[Stored data entries]
+ + + + +
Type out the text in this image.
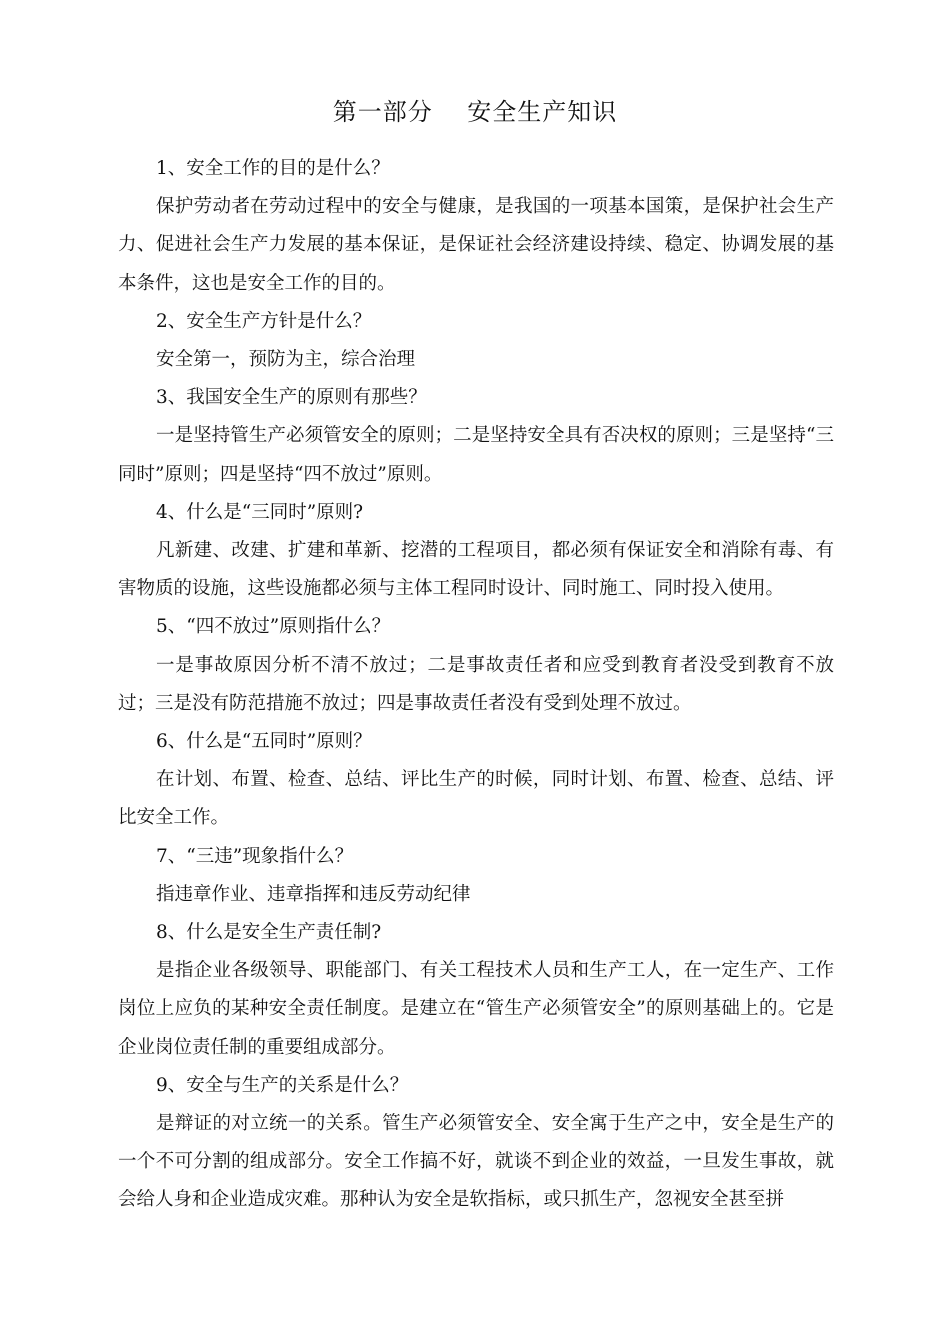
第一部分    安全生产知识

1、安全工作的目的是什么？

保护劳动者在劳动过程中的安全与健康，是我国的一项基本国策，是保护社会生产力、促进社会生产力发展的基本保证，是保证社会经济建设持续、稳定、协调发展的基本条件，这也是安全工作的目的。

2、安全生产方针是什么？

安全第一，预防为主，综合治理

3、我国安全生产的原则有那些？

一是坚持管生产必须管安全的原则；二是坚持安全具有否决权的原则；三是坚持“三同时”原则；四是坚持“四不放过”原则。

4、什么是“三同时”原则?

凡新建、改建、扩建和革新、挖潜的工程项目，都必须有保证安全和消除有毒、有害物质的设施，这些设施都必须与主体工程同时设计、同时施工、同时投入使用。

5、“四不放过”原则指什么？

一是事故原因分析不清不放过；二是事故责任者和应受到教育者没受到教育不放过；三是没有防范措施不放过；四是事故责任者没有受到处理不放过。

6、什么是“五同时”原则？

在计划、布置、检查、总结、评比生产的时候，同时计划、布置、检查、总结、评比安全工作。

7、“三违”现象指什么？

指违章作业、违章指挥和违反劳动纪律

8、什么是安全生产责任制?

是指企业各级领导、职能部门、有关工程技术人员和生产工人，在一定生产、工作岗位上应负的某种安全责任制度。是建立在“管生产必须管安全”的原则基础上的。它是企业岗位责任制的重要组成部分。

9、安全与生产的关系是什么？

是辩证的对立统一的关系。管生产必须管安全、安全寓于生产之中，安全是生产的一个不可分割的组成部分。安全工作搞不好，就谈不到企业的效益，一旦发生事故，就会给人身和企业造成灾难。那种认为安全是软指标，或只抓生产，忽视安全甚至拼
+ + + + +
* _SET TASK_
Transcribe all of the records above character for character. Exclude the pictures.

* _RIGHT ANSWER_
Type out the text in this image.
第一部分    安全生产知识

1、安全工作的目的是什么？

保护劳动者在劳动过程中的安全与健康，是我国的一项基本国策，是保护社会生产力、促进社会生产力发展的基本保证，是保证社会经济建设持续、稳定、协调发展的基本条件，这也是安全工作的目的。

2、安全生产方针是什么？

安全第一，预防为主，综合治理

3、我国安全生产的原则有那些？

一是坚持管生产必须管安全的原则；二是坚持安全具有否决权的原则；三是坚持“三同时”原则；四是坚持“四不放过”原则。

4、什么是“三同时”原则?

凡新建、改建、扩建和革新、挖潜的工程项目，都必须有保证安全和消除有毒、有害物质的设施，这些设施都必须与主体工程同时设计、同时施工、同时投入使用。

5、“四不放过”原则指什么？

一是事故原因分析不清不放过；二是事故责任者和应受到教育者没受到教育不放过；三是没有防范措施不放过；四是事故责任者没有受到处理不放过。

6、什么是“五同时”原则？

在计划、布置、检查、总结、评比生产的时候，同时计划、布置、检查、总结、评比安全工作。

7、“三违”现象指什么？

指违章作业、违章指挥和违反劳动纪律

8、什么是安全生产责任制?

是指企业各级领导、职能部门、有关工程技术人员和生产工人，在一定生产、工作岗位上应负的某种安全责任制度。是建立在“管生产必须管安全”的原则基础上的。它是企业岗位责任制的重要组成部分。

9、安全与生产的关系是什么？

是辩证的对立统一的关系。管生产必须管安全、安全寓于生产之中，安全是生产的一个不可分割的组成部分。安全工作搞不好，就谈不到企业的效益，一旦发生事故，就会给人身和企业造成灾难。那种认为安全是软指标，或只抓生产，忽视安全甚至拼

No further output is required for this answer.